## What is being asked
Reproduce the welding abstract word for word, starting at "(1) In the case" and ending at "one from welding.".

Mechanical Behavior of Multipass Welded Joint during Stress Relief Annealing

Abstract

An investigation into mechanical behavior of a multipass welded joint of a pressure vessel during stress relief annealing was conducted. The study was performed theoretically and experimentally on idealized research models.
In the theoretical analysis, the thermal elastic-plastic creep theory developed by the authors was applied. The behavior of multipass welded joints during the entire thermal cycle, from welding to stress relief annealing, was consistently analyzed by this theory. The results of the analysis show a good, fundamentally coincidence with the experimental findings.
The outline of the results and conclutions is as follows.
(1) In the case of the material (21/4Cr-lMo steel) furnished in this study, the creep strain rate during stress relief annealing below 575°C obeys the strain-hardening creep law using the transient creep and the one above 575°C obeys the power creep law using the stational creep.
(2) In the transverse residual stress (σx) distribution after annealing, the location of the largest tensile stress on the top surface is about 15 mm away from the toe of weld, and the largest at the cross section is just below the finishing bead. These features are similar to those of welding residual stresses. But the stress distribution after annealing is smoother than one from welding.

## Dataset content
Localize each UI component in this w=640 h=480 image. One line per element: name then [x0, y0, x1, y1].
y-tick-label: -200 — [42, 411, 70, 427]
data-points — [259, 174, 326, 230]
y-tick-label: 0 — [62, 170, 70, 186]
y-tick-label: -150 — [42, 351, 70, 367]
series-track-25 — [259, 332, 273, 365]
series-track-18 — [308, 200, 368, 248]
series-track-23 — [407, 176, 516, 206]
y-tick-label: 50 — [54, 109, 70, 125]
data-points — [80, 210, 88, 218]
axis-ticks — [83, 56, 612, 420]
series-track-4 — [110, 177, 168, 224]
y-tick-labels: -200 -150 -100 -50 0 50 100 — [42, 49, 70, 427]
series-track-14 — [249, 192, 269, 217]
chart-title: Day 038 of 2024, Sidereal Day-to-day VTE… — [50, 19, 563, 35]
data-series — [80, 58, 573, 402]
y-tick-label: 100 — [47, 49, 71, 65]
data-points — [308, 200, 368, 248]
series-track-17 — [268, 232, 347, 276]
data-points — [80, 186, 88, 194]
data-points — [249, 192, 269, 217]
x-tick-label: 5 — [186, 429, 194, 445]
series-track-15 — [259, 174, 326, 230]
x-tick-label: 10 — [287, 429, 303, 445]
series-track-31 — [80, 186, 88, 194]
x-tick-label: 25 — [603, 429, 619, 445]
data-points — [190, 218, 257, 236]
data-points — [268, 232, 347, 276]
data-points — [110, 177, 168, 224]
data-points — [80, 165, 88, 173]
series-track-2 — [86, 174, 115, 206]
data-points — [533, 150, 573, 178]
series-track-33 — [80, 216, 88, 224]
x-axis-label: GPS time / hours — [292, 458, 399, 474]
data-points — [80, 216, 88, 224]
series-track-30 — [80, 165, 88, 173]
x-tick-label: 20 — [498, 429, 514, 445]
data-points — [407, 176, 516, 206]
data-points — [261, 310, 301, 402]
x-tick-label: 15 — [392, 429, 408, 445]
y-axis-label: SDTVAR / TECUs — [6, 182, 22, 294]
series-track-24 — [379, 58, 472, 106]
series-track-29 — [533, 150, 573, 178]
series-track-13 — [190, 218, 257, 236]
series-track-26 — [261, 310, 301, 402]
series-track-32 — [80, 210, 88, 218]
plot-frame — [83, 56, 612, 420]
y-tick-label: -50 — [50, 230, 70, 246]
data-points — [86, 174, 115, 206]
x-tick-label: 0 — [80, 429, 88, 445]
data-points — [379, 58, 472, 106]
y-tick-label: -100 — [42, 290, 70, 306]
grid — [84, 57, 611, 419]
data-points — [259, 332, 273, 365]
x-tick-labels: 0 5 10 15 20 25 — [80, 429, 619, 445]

## Solution to this task
(1) In the case of the material (21/4Cr-lMo steel) furnished in this study, the creep strain rate during stress relief annealing below 575°C obeys the strain-hardening creep law using the transient creep and the one above 575°C obeys the power creep law using the stational creep.
(2) In the transverse residual stress (σx) distribution after annealing, the location of the largest tensile stress on the top surface is about 15 mm away from the toe of weld, and the largest at the cross section is just below the finishing bead. These features are similar to those of welding residual stresses. But the stress distribution after annealing is smoother than one from welding.